> SET EXERCISE:
Wherever the string "قدامة" appears, copy the whole line.

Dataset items
_____
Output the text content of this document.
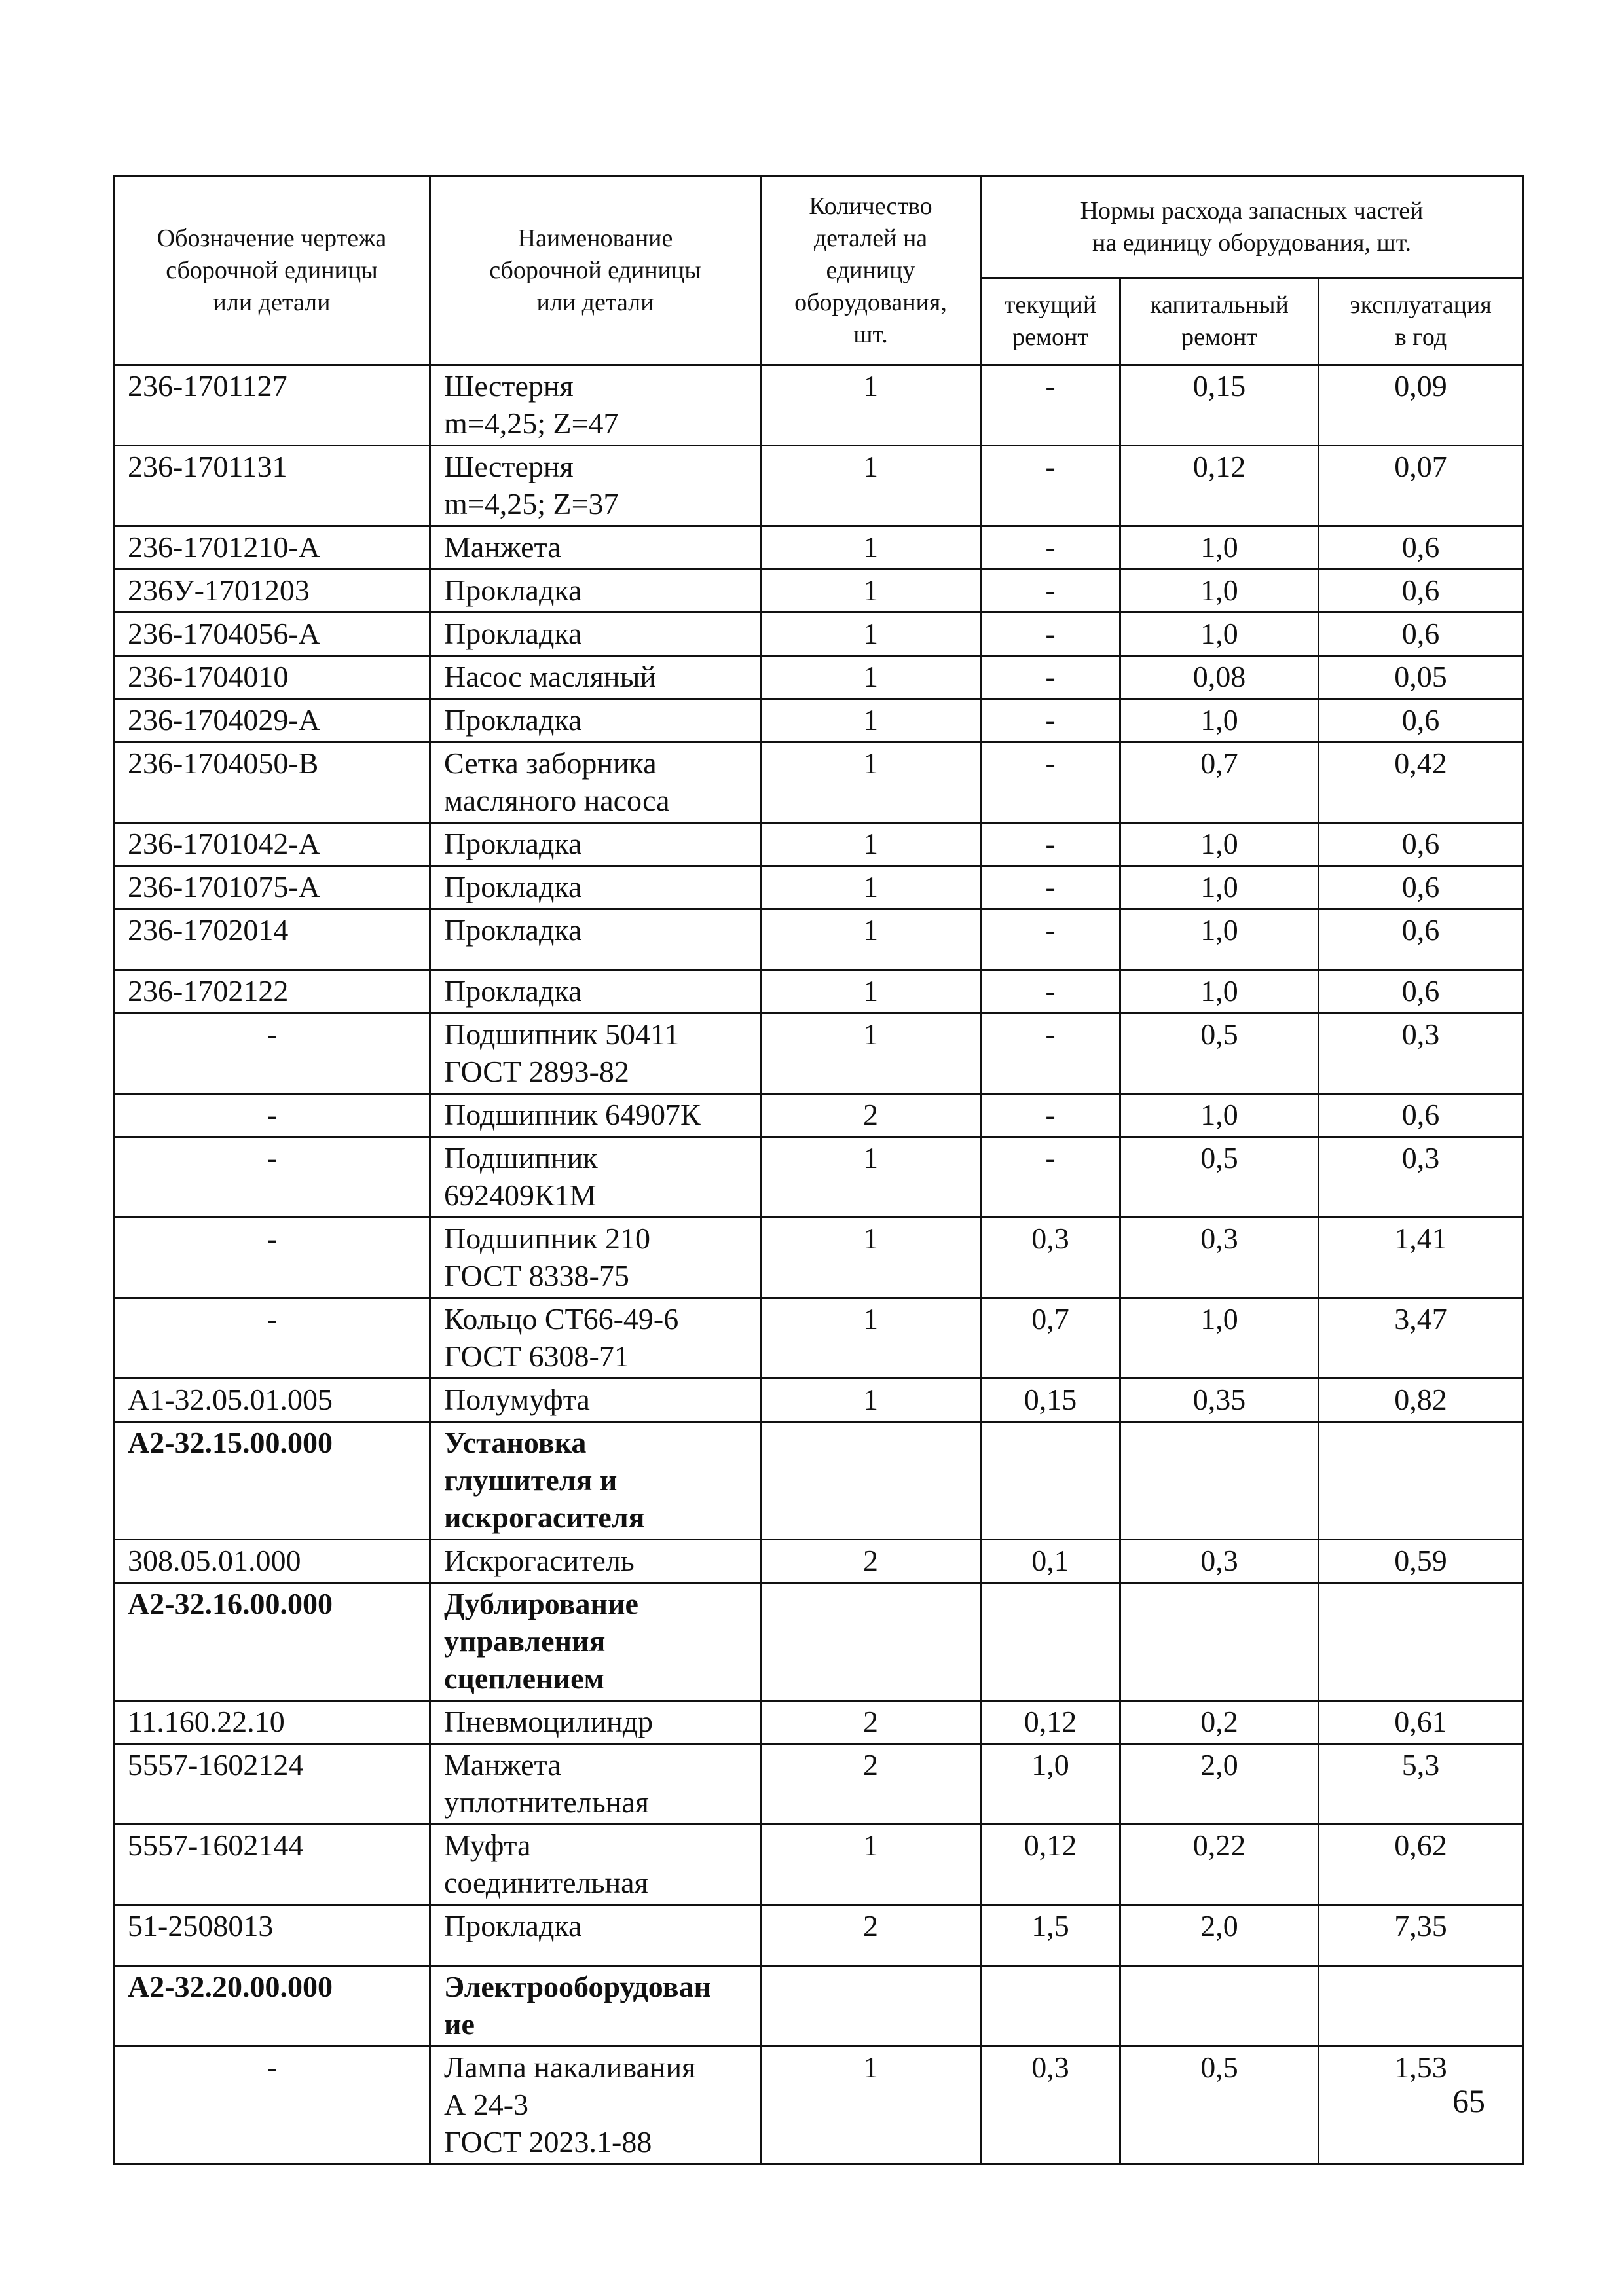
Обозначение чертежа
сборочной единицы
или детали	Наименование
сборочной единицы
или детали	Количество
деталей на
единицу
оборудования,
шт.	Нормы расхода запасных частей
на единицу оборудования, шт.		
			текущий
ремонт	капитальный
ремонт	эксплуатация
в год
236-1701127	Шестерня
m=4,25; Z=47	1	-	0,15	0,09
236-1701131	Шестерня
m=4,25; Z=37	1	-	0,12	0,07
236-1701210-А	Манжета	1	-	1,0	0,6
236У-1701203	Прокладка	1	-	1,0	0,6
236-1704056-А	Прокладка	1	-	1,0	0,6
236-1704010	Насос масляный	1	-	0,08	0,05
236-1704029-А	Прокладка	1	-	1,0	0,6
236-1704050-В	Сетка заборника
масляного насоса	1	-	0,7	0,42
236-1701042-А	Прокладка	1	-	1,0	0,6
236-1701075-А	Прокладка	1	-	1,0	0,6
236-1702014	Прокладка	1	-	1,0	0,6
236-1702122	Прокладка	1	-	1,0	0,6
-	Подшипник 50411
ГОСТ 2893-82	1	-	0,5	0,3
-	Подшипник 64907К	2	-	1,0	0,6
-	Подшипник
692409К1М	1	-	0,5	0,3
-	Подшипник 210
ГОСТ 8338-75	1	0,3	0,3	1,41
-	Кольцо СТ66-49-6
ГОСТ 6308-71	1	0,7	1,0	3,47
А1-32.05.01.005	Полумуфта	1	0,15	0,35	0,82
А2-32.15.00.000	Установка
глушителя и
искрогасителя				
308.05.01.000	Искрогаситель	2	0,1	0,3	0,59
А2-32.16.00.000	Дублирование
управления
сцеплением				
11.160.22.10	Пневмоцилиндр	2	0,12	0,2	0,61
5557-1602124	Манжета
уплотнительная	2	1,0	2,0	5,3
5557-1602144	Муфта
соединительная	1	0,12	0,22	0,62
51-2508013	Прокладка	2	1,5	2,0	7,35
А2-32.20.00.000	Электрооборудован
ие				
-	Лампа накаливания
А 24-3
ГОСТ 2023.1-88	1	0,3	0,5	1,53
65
_____
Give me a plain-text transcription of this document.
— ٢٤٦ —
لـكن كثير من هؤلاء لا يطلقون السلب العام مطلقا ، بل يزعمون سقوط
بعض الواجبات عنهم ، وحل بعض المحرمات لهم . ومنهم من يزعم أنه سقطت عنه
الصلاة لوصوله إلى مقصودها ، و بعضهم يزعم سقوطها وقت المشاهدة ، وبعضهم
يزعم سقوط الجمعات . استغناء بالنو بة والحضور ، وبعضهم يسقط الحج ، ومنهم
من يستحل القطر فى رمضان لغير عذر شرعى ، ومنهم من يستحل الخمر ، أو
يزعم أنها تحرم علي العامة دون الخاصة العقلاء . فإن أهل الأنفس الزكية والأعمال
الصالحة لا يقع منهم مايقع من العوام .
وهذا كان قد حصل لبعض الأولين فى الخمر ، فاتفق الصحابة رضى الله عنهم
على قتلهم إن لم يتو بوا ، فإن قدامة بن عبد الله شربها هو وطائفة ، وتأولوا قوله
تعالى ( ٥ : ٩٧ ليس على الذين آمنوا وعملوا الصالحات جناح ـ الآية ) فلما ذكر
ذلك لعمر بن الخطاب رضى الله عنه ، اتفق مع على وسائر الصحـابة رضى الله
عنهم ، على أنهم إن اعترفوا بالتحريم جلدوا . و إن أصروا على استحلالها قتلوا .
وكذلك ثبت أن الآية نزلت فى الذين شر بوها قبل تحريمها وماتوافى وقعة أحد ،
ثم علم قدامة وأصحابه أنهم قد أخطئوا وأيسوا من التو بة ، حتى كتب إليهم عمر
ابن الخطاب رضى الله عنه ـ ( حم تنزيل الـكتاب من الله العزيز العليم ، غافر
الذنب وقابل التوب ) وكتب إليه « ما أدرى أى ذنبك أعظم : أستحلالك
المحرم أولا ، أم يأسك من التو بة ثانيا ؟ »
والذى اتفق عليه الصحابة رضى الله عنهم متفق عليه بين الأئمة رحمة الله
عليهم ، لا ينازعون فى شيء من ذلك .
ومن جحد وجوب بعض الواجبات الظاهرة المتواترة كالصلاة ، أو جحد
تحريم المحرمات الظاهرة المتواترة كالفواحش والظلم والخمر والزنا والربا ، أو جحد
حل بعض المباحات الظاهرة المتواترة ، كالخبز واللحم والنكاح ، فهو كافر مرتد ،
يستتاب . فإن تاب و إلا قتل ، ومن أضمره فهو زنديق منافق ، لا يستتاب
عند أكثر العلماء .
_____
> RESPONSE TO THE TASK:
على قتلهم إن لم يتو بوا ، فإن قدامة بن عبد الله شربها هو وطائفة ، وتأولوا قوله
ثم علم قدامة وأصحابه أنهم قد أخطئوا وأيسوا من التو بة ، حتى كتب إليهم عمر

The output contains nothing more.